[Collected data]
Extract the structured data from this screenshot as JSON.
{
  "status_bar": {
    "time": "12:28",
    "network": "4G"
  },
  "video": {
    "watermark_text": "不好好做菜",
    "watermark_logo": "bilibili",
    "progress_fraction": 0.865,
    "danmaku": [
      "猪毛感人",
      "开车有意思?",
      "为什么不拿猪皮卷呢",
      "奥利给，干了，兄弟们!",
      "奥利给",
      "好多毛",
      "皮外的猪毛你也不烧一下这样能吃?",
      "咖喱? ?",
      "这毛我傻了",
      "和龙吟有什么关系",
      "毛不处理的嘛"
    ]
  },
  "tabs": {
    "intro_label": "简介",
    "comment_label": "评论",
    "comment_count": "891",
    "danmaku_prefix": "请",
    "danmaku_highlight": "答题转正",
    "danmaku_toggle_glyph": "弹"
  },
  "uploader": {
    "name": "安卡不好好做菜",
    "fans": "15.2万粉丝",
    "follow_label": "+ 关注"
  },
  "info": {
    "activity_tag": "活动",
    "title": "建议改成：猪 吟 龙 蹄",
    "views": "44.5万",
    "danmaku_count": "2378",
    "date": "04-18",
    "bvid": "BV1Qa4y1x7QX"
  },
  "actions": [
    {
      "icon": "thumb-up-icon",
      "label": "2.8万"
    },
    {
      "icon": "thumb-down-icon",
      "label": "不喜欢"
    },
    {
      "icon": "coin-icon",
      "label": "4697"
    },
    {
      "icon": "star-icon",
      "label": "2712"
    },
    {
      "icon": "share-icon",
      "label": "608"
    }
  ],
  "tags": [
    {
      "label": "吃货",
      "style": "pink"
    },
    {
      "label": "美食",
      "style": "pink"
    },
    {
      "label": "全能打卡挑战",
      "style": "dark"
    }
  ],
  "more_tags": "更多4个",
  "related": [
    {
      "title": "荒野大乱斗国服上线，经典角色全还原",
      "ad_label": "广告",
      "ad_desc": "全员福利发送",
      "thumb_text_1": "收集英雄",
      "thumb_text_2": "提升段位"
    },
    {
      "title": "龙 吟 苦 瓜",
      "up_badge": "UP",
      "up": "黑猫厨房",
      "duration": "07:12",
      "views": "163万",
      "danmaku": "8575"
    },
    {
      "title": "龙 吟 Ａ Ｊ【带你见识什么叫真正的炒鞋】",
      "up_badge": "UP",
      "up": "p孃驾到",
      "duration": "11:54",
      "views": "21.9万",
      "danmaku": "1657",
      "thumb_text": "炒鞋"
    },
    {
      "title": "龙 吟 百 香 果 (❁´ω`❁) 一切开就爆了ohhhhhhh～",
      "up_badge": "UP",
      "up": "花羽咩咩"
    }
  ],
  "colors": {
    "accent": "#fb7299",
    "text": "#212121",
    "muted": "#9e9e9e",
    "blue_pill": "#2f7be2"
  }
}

▶ **WHAT THE EXERCISE ASKS**:
Wherever the string "icon" appears in the entries above, list that line.

▶ **REPLY TO THE TASK**:
      "icon": "thumb-up-icon",
      "icon": "thumb-down-icon",
      "icon": "coin-icon",
      "icon": "star-icon",
      "icon": "share-icon",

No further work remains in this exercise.